— begin EXERCISE DATA —

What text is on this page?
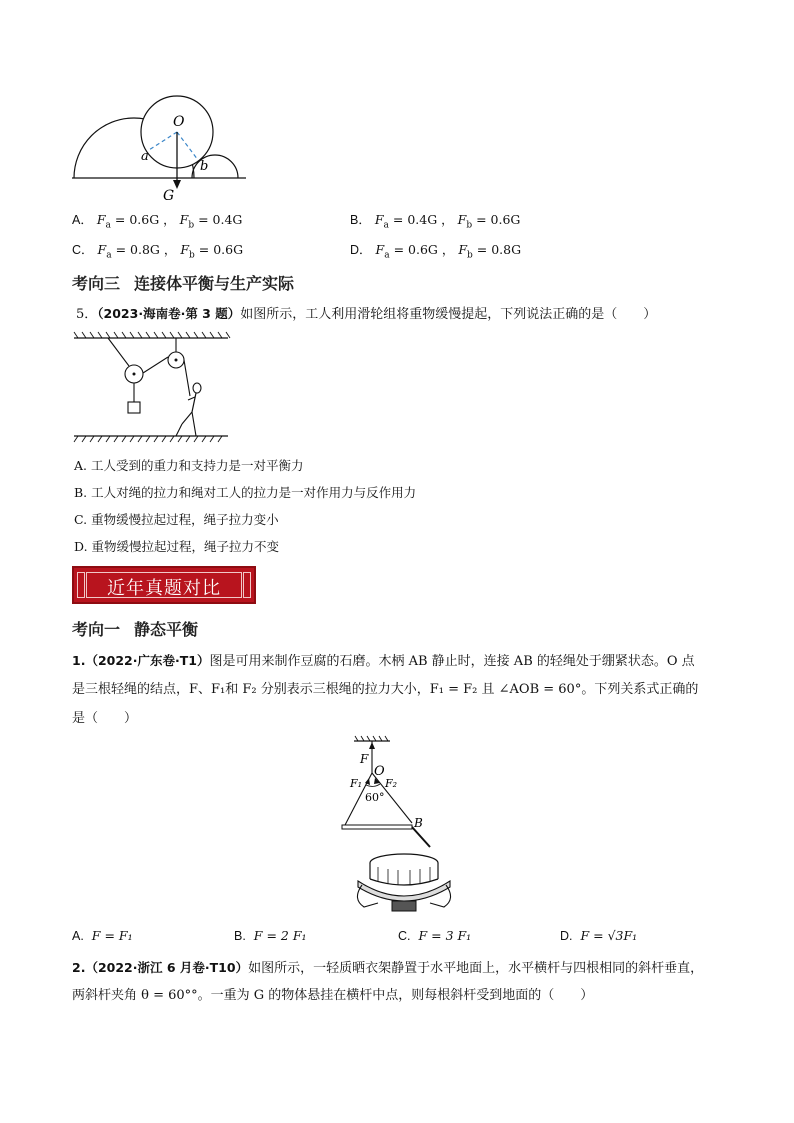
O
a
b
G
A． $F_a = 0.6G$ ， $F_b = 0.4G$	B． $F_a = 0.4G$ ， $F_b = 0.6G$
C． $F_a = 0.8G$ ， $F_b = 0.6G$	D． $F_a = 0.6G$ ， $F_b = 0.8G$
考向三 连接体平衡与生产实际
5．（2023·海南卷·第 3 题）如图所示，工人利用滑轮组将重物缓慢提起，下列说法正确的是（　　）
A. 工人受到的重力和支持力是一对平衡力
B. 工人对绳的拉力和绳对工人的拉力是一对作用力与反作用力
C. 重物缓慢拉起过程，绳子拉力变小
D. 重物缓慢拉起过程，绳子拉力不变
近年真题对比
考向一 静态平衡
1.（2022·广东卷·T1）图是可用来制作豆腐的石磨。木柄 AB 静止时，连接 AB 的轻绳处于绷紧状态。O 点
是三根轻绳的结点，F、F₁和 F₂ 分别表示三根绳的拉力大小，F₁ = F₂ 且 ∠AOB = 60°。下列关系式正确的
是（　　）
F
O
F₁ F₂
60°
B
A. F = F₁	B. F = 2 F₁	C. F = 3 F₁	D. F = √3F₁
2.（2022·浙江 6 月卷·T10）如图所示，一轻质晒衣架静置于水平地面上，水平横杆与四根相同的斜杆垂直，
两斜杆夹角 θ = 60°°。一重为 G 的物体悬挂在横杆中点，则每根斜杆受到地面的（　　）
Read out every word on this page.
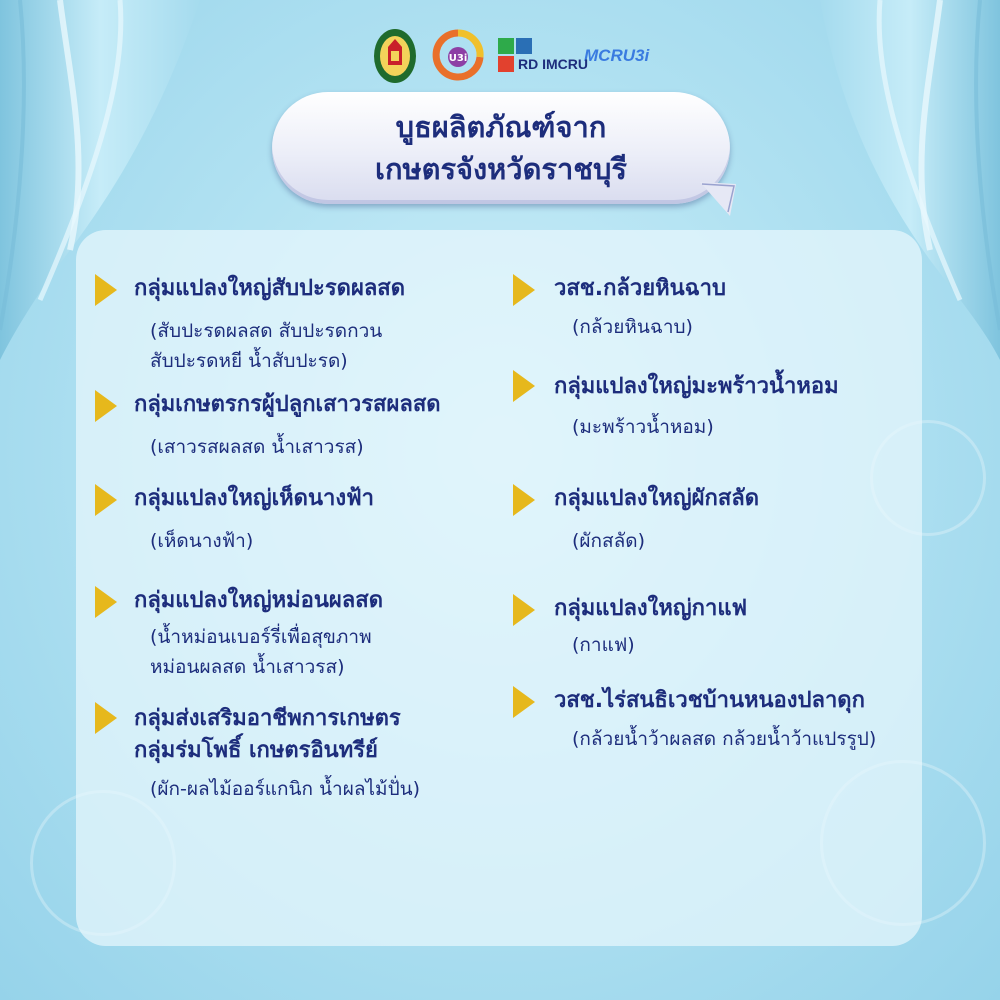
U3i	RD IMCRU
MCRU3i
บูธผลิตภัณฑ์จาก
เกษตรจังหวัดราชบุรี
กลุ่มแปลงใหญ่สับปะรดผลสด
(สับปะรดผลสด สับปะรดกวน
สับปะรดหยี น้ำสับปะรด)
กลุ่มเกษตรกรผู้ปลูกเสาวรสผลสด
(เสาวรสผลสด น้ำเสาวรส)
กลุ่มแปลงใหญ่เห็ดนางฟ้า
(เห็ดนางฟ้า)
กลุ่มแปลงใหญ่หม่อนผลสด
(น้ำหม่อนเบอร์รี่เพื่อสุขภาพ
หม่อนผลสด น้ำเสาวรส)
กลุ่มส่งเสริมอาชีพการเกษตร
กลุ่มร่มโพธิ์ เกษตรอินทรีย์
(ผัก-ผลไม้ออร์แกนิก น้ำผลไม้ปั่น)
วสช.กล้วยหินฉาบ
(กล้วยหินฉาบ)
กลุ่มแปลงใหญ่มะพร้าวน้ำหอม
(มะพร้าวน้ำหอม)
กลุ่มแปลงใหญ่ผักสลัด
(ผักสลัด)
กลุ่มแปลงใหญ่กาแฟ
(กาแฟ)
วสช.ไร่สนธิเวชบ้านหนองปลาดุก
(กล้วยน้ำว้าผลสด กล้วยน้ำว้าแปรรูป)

— end EXERCISE DATA —
— begin EXERCISE DATA —

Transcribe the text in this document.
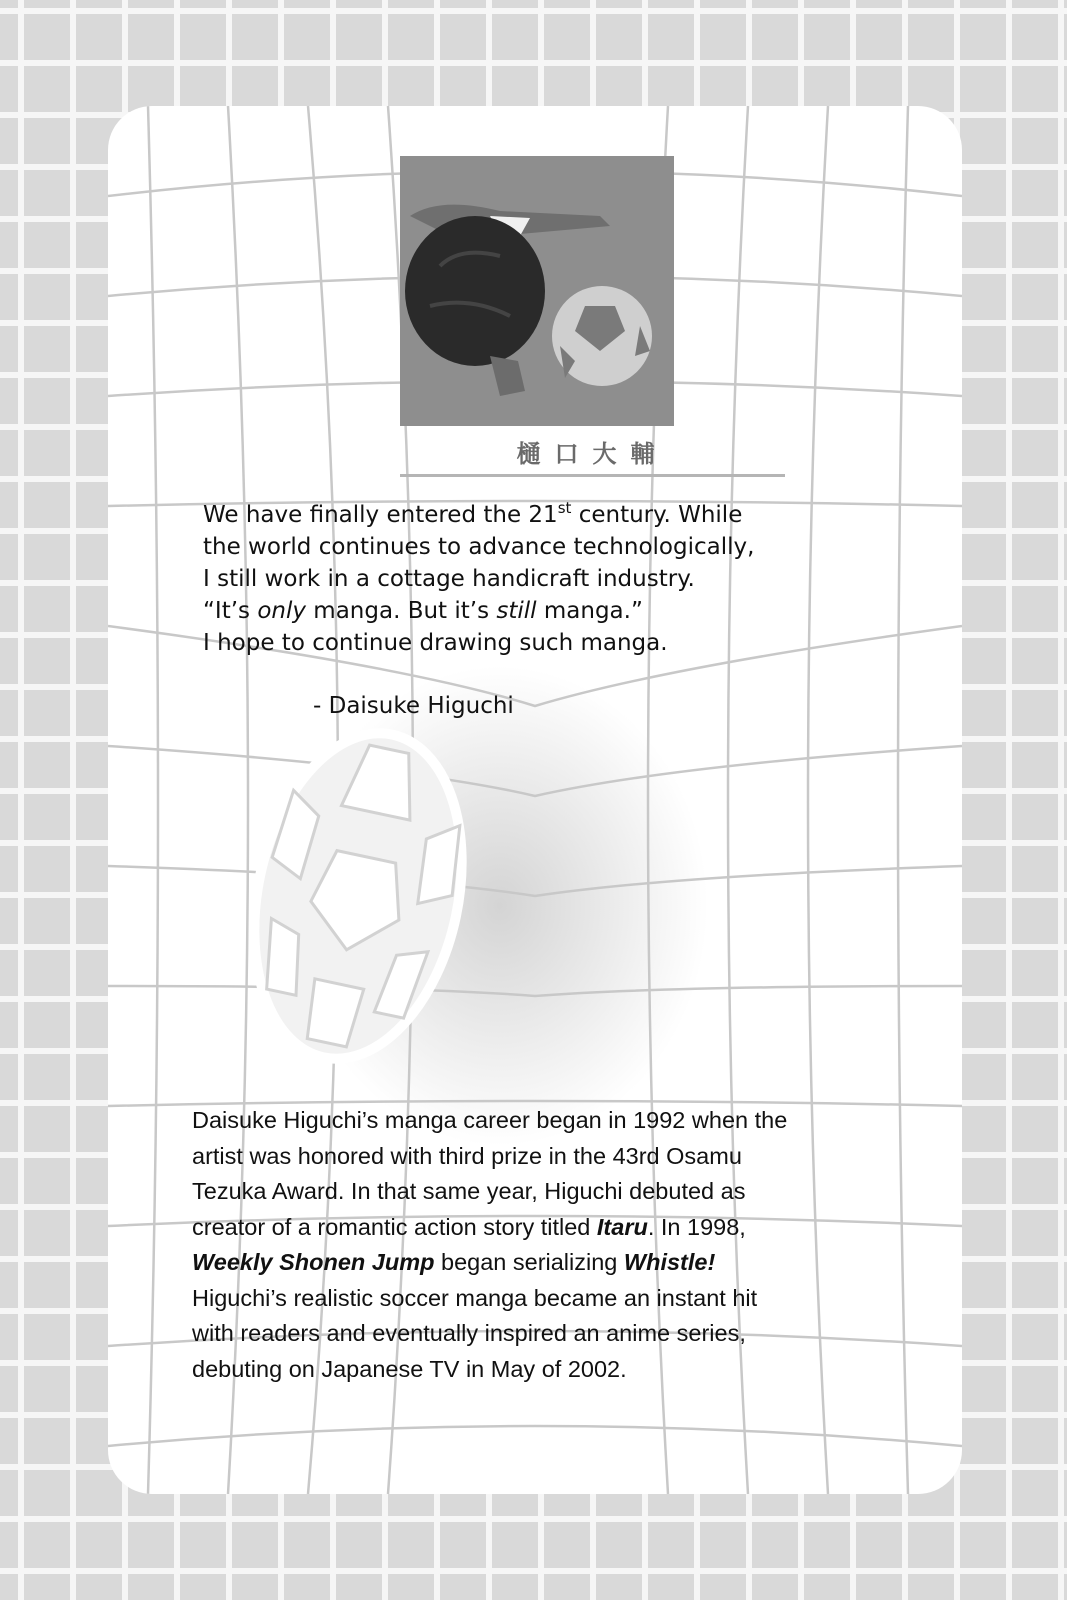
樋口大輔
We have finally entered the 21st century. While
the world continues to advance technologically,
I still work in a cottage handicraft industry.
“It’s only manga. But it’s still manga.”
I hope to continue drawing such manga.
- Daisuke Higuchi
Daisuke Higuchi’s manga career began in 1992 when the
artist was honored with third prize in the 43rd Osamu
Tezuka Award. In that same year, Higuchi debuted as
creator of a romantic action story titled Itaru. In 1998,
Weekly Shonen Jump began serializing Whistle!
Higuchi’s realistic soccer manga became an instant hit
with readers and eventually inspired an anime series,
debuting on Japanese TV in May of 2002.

— end EXERCISE DATA —
— begin EXERCISE DATA —

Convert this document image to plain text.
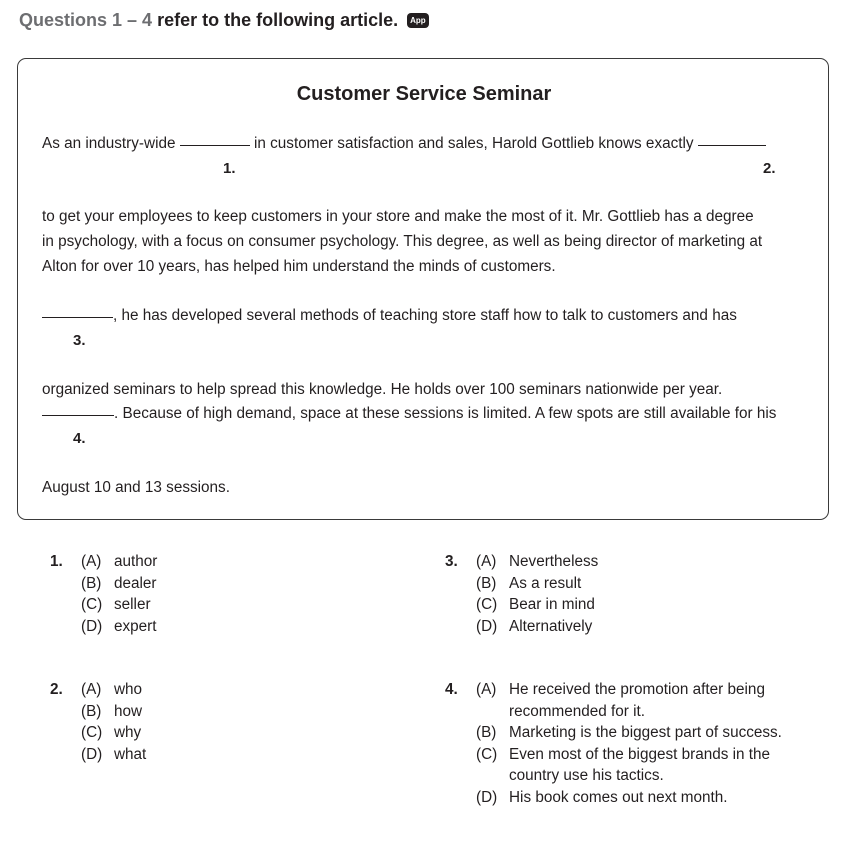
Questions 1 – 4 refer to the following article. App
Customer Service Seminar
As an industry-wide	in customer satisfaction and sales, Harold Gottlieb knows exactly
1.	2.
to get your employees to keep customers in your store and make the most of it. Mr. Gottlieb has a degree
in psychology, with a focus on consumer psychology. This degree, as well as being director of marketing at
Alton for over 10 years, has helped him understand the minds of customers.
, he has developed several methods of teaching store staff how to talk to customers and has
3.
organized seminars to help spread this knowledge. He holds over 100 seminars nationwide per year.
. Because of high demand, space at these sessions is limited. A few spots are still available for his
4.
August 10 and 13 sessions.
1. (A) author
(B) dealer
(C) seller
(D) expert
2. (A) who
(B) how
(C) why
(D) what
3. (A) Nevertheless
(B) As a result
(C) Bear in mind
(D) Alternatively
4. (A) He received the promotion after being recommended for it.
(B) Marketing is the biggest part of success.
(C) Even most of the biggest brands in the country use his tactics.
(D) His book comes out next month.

— end EXERCISE DATA —

→ PROBLEM
Find all lines where the word "biggest" appears. Copy them.

→ ANSWER TO THIS EXERCISE
(B) Marketing is the biggest part of success.
(C) Even most of the biggest brands in the country use his tactics.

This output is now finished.